** start Data listing **
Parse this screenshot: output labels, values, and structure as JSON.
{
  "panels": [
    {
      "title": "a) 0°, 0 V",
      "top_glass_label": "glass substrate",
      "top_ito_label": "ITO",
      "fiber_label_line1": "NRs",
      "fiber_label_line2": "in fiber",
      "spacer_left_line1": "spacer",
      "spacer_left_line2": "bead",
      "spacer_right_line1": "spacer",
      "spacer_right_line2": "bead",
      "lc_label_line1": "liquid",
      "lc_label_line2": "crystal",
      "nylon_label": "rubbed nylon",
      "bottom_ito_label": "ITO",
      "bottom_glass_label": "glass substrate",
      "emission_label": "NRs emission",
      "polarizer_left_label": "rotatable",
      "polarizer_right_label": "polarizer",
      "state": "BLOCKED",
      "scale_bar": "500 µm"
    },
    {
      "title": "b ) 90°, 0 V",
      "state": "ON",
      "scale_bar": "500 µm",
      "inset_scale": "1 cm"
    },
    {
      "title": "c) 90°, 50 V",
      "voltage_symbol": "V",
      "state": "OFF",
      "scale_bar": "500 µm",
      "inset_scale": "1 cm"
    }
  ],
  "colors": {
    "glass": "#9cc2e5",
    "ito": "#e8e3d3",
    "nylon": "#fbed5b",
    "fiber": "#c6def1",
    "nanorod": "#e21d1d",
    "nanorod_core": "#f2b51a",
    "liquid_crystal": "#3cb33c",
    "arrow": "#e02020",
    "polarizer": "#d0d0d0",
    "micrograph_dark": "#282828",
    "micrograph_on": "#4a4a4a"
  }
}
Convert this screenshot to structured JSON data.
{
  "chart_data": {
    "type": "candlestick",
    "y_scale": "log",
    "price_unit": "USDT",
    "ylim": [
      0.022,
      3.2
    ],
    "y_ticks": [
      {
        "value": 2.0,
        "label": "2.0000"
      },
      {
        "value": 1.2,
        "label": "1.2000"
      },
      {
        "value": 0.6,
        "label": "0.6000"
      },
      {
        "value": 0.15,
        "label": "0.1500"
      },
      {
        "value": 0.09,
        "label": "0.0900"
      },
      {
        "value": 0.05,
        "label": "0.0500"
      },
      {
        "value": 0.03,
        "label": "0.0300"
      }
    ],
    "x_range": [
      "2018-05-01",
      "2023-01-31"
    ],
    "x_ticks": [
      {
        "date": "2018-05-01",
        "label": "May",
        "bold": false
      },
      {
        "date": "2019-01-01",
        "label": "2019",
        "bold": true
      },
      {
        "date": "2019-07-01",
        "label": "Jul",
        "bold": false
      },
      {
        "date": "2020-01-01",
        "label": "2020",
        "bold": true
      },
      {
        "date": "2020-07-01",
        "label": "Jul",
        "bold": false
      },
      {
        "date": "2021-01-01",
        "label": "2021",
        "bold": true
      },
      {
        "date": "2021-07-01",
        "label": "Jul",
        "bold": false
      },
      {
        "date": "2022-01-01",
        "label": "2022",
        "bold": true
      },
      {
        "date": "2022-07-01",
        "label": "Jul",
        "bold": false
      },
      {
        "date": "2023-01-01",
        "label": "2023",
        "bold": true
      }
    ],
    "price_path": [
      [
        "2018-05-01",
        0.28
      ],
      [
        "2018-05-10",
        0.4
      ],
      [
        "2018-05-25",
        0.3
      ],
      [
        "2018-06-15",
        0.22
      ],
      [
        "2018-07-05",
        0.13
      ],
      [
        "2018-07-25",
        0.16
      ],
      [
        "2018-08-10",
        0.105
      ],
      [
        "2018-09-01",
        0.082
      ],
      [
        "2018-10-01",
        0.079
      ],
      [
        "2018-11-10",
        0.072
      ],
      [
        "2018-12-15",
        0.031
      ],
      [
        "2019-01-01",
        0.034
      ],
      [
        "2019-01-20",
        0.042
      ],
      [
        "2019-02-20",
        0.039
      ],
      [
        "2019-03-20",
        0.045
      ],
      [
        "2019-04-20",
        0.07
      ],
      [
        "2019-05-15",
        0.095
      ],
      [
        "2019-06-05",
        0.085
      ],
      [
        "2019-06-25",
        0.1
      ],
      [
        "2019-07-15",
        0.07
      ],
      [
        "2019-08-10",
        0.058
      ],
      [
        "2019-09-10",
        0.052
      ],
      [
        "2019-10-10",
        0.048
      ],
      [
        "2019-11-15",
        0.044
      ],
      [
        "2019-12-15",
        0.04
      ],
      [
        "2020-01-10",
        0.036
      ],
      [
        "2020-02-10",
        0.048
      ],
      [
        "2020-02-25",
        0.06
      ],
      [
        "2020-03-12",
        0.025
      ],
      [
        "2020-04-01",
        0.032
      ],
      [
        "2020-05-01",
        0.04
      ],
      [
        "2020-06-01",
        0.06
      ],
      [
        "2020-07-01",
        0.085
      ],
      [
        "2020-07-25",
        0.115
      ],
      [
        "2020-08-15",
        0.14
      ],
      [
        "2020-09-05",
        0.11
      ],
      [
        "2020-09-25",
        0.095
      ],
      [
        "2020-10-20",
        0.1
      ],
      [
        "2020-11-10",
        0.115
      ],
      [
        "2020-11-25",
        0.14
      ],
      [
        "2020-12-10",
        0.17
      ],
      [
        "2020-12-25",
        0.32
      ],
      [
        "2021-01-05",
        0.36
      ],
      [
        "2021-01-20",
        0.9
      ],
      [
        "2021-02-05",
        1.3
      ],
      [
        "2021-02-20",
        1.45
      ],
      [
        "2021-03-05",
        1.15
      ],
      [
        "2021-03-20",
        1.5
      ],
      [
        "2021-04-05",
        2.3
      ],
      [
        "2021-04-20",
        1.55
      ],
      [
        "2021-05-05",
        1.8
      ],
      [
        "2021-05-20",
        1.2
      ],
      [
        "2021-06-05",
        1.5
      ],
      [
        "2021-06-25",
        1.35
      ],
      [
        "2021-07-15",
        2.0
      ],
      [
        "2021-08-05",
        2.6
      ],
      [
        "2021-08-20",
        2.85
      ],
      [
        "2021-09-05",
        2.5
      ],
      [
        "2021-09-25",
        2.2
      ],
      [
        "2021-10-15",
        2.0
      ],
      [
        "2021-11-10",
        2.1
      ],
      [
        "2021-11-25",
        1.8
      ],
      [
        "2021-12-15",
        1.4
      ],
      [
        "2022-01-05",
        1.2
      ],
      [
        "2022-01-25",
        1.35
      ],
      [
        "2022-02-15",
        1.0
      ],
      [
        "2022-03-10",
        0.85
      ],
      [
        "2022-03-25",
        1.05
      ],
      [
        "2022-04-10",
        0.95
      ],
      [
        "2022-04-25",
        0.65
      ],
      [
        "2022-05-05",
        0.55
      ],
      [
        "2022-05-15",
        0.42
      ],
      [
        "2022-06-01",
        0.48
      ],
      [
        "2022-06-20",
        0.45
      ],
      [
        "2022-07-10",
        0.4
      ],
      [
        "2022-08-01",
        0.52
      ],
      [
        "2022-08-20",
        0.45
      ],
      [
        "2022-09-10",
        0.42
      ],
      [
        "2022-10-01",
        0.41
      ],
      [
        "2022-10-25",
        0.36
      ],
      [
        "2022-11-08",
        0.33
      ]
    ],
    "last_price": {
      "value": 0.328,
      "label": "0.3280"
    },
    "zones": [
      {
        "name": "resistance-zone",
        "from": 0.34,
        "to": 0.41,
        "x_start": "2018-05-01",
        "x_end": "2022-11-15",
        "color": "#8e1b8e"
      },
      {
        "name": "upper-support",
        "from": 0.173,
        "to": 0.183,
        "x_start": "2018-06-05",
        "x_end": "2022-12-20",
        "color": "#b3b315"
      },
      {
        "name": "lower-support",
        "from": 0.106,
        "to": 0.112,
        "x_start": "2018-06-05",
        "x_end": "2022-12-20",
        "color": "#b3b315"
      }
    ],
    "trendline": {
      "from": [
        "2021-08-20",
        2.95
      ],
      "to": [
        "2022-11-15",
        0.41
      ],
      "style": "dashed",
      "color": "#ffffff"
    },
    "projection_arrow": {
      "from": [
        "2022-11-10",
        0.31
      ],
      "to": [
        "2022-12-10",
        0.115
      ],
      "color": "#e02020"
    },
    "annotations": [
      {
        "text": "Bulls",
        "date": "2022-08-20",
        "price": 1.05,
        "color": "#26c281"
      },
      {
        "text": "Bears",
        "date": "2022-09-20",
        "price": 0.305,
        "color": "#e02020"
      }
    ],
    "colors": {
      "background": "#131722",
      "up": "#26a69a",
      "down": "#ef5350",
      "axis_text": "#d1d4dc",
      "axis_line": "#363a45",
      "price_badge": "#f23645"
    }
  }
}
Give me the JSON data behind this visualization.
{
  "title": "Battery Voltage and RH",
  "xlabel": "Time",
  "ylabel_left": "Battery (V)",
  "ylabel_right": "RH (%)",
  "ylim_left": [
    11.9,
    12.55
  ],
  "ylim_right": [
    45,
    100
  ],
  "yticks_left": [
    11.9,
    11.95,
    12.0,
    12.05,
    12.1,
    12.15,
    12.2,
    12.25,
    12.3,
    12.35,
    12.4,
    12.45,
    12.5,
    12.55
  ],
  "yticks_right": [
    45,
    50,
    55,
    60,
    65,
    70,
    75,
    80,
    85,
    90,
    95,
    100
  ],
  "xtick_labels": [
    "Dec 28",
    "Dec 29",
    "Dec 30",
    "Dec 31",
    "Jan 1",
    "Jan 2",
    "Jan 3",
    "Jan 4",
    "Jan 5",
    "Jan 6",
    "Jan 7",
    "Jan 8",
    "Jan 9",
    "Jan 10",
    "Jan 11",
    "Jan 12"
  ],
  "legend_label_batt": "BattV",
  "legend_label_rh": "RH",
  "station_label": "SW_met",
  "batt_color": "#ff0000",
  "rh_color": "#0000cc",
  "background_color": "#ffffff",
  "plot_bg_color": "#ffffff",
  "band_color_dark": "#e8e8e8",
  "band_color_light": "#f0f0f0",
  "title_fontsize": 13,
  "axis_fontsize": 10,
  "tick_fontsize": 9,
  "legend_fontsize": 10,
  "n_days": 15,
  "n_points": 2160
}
** end Data listing **
Exactly reproduce the lines from the one containing "Give me the" through the end of the records, and only those lines.

Give me the JSON data behind this visualization.
{
  "title": "Battery Voltage and RH",
  "xlabel": "Time",
  "ylabel_left": "Battery (V)",
  "ylabel_right": "RH (%)",
  "ylim_left": [
    11.9,
    12.55
  ],
  "ylim_right": [
    45,
    100
  ],
  "yticks_left": [
    11.9,
    11.95,
    12.0,
    12.05,
    12.1,
    12.15,
    12.2,
    12.25,
    12.3,
    12.35,
    12.4,
    12.45,
    12.5,
    12.55
  ],
  "yticks_right": [
    45,
    50,
    55,
    60,
    65,
    70,
    75,
    80,
    85,
    90,
    95,
    100
  ],
  "xtick_labels": [
    "Dec 28",
    "Dec 29",
    "Dec 30",
    "Dec 31",
    "Jan 1",
    "Jan 2",
    "Jan 3",
    "Jan 4",
    "Jan 5",
    "Jan 6",
    "Jan 7",
    "Jan 8",
    "Jan 9",
    "Jan 10",
    "Jan 11",
    "Jan 12"
  ],
  "legend_label_batt": "BattV",
  "legend_label_rh": "RH",
  "station_label": "SW_met",
  "batt_color": "#ff0000",
  "rh_color": "#0000cc",
  "background_color": "#ffffff",
  "plot_bg_color": "#ffffff",
  "band_color_dark": "#e8e8e8",
  "band_color_light": "#f0f0f0",
  "title_fontsize": 13,
  "axis_fontsize": 10,
  "tick_fontsize": 9,
  "legend_fontsize": 10,
  "n_days": 15,
  "n_points": 2160
}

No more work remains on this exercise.